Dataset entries
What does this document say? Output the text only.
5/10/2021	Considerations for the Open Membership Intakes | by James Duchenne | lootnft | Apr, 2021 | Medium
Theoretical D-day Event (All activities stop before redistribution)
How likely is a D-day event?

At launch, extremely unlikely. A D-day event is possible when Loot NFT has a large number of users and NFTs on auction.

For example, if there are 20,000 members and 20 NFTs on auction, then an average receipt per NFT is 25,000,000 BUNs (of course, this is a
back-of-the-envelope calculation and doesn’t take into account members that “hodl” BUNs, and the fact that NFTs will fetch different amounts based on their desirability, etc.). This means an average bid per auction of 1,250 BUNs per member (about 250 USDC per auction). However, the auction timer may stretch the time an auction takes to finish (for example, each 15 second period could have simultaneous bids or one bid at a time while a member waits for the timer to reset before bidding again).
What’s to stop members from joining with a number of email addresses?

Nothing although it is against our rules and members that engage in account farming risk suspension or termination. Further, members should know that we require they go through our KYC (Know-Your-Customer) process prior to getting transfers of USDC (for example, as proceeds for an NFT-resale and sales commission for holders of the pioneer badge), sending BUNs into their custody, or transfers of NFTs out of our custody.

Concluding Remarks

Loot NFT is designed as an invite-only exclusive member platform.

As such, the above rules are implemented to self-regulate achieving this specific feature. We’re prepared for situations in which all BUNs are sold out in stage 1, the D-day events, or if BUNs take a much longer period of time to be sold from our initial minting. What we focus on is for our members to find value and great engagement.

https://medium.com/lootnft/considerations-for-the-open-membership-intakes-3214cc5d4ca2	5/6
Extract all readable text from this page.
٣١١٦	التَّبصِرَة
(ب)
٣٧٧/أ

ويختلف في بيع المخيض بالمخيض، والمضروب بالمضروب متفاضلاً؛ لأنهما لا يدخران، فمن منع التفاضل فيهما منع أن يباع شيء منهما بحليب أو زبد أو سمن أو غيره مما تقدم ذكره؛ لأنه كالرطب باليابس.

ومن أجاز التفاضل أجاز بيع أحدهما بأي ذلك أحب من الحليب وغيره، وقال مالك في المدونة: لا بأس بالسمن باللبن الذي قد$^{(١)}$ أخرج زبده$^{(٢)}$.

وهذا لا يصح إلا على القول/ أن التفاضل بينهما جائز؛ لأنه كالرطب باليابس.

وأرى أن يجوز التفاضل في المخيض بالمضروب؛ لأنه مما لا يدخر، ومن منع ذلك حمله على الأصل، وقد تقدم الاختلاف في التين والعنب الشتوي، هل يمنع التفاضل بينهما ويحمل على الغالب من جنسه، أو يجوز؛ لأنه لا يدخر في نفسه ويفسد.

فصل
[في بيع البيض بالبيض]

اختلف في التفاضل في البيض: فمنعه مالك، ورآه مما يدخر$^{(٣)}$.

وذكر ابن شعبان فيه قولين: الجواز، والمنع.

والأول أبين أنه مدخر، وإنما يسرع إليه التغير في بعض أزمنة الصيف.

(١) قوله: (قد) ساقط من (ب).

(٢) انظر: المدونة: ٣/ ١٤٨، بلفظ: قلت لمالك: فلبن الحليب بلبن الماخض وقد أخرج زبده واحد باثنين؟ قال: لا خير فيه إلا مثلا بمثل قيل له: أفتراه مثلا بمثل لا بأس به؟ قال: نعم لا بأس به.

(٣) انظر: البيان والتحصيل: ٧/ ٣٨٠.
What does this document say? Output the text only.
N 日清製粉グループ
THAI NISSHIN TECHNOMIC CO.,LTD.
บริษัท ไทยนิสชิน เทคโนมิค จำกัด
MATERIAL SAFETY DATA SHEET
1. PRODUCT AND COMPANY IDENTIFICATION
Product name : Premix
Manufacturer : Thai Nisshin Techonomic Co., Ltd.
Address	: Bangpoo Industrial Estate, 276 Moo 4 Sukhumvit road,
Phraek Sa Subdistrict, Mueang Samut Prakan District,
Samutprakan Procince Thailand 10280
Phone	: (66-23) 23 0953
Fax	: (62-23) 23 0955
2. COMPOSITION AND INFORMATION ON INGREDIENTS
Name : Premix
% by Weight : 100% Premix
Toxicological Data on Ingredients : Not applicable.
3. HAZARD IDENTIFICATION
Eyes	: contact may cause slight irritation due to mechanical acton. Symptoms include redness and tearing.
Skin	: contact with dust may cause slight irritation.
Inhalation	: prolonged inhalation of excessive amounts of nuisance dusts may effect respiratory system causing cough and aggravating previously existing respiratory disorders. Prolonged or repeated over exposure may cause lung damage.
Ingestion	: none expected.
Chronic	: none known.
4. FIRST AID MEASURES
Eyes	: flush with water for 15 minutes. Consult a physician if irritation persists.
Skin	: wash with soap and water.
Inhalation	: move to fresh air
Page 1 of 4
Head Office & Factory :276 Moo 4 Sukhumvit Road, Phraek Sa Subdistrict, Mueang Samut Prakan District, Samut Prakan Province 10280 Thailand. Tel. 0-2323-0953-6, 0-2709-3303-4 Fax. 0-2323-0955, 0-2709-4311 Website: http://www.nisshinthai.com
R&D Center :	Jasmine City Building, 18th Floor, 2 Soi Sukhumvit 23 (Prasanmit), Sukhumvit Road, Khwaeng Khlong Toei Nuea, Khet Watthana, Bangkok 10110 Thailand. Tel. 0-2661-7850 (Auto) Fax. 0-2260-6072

• [Exercise objective]
Every line of the data above should be copied exactly.

• [Finished task]
What does this document say? Output the text only.
5/10/2021	Considerations for the Open Membership Intakes | by James Duchenne | lootnft | Apr, 2021 | Medium
Theoretical D-day Event (All activities stop before redistribution)
How likely is a D-day event?

At launch, extremely unlikely. A D-day event is possible when Loot NFT has a large number of users and NFTs on auction.

For example, if there are 20,000 members and 20 NFTs on auction, then an average receipt per NFT is 25,000,000 BUNs (of course, this is a
back-of-the-envelope calculation and doesn’t take into account members that “hodl” BUNs, and the fact that NFTs will fetch different amounts based on their desirability, etc.). This means an average bid per auction of 1,250 BUNs per member (about 250 USDC per auction). However, the auction timer may stretch the time an auction takes to finish (for example, each 15 second period could have simultaneous bids or one bid at a time while a member waits for the timer to reset before bidding again).
What’s to stop members from joining with a number of email addresses?

Nothing although it is against our rules and members that engage in account farming risk suspension or termination. Further, members should know that we require they go through our KYC (Know-Your-Customer) process prior to getting transfers of USDC (for example, as proceeds for an NFT-resale and sales commission for holders of the pioneer badge), sending BUNs into their custody, or transfers of NFTs out of our custody.

Concluding Remarks

Loot NFT is designed as an invite-only exclusive member platform.

As such, the above rules are implemented to self-regulate achieving this specific feature. We’re prepared for situations in which all BUNs are sold out in stage 1, the D-day events, or if BUNs take a much longer period of time to be sold from our initial minting. What we focus on is for our members to find value and great engagement.

https://medium.com/lootnft/considerations-for-the-open-membership-intakes-3214cc5d4ca2	5/6
Extract all readable text from this page.
٣١١٦	التَّبصِرَة
(ب)
٣٧٧/أ

ويختلف في بيع المخيض بالمخيض، والمضروب بالمضروب متفاضلاً؛ لأنهما لا يدخران، فمن منع التفاضل فيهما منع أن يباع شيء منهما بحليب أو زبد أو سمن أو غيره مما تقدم ذكره؛ لأنه كالرطب باليابس.

ومن أجاز التفاضل أجاز بيع أحدهما بأي ذلك أحب من الحليب وغيره، وقال مالك في المدونة: لا بأس بالسمن باللبن الذي قد$^{(١)}$ أخرج زبده$^{(٢)}$.

وهذا لا يصح إلا على القول/ أن التفاضل بينهما جائز؛ لأنه كالرطب باليابس.

وأرى أن يجوز التفاضل في المخيض بالمضروب؛ لأنه مما لا يدخر، ومن منع ذلك حمله على الأصل، وقد تقدم الاختلاف في التين والعنب الشتوي، هل يمنع التفاضل بينهما ويحمل على الغالب من جنسه، أو يجوز؛ لأنه لا يدخر في نفسه ويفسد.

فصل
[في بيع البيض بالبيض]

اختلف في التفاضل في البيض: فمنعه مالك، ورآه مما يدخر$^{(٣)}$.

وذكر ابن شعبان فيه قولين: الجواز، والمنع.

والأول أبين أنه مدخر، وإنما يسرع إليه التغير في بعض أزمنة الصيف.

(١) قوله: (قد) ساقط من (ب).

(٢) انظر: المدونة: ٣/ ١٤٨، بلفظ: قلت لمالك: فلبن الحليب بلبن الماخض وقد أخرج زبده واحد باثنين؟ قال: لا خير فيه إلا مثلا بمثل قيل له: أفتراه مثلا بمثل لا بأس به؟ قال: نعم لا بأس به.

(٣) انظر: البيان والتحصيل: ٧/ ٣٨٠.
What does this document say? Output the text only.
N 日清製粉グループ
THAI NISSHIN TECHNOMIC CO.,LTD.
บริษัท ไทยนิสชิน เทคโนมิค จำกัด
MATERIAL SAFETY DATA SHEET
1. PRODUCT AND COMPANY IDENTIFICATION
Product name : Premix
Manufacturer : Thai Nisshin Techonomic Co., Ltd.
Address	: Bangpoo Industrial Estate, 276 Moo 4 Sukhumvit road,
Phraek Sa Subdistrict, Mueang Samut Prakan District,
Samutprakan Procince Thailand 10280
Phone	: (66-23) 23 0953
Fax	: (62-23) 23 0955
2. COMPOSITION AND INFORMATION ON INGREDIENTS
Name : Premix
% by Weight : 100% Premix
Toxicological Data on Ingredients : Not applicable.
3. HAZARD IDENTIFICATION
Eyes	: contact may cause slight irritation due to mechanical acton. Symptoms include redness and tearing.
Skin	: contact with dust may cause slight irritation.
Inhalation	: prolonged inhalation of excessive amounts of nuisance dusts may effect respiratory system causing cough and aggravating previously existing respiratory disorders. Prolonged or repeated over exposure may cause lung damage.
Ingestion	: none expected.
Chronic	: none known.
4. FIRST AID MEASURES
Eyes	: flush with water for 15 minutes. Consult a physician if irritation persists.
Skin	: wash with soap and water.
Inhalation	: move to fresh air
Page 1 of 4
Head Office & Factory :276 Moo 4 Sukhumvit Road, Phraek Sa Subdistrict, Mueang Samut Prakan District, Samut Prakan Province 10280 Thailand. Tel. 0-2323-0953-6, 0-2709-3303-4 Fax. 0-2323-0955, 0-2709-4311 Website: http://www.nisshinthai.com
R&D Center :	Jasmine City Building, 18th Floor, 2 Soi Sukhumvit 23 (Prasanmit), Sukhumvit Road, Khwaeng Khlong Toei Nuea, Khet Watthana, Bangkok 10110 Thailand. Tel. 0-2661-7850 (Auto) Fax. 0-2260-6072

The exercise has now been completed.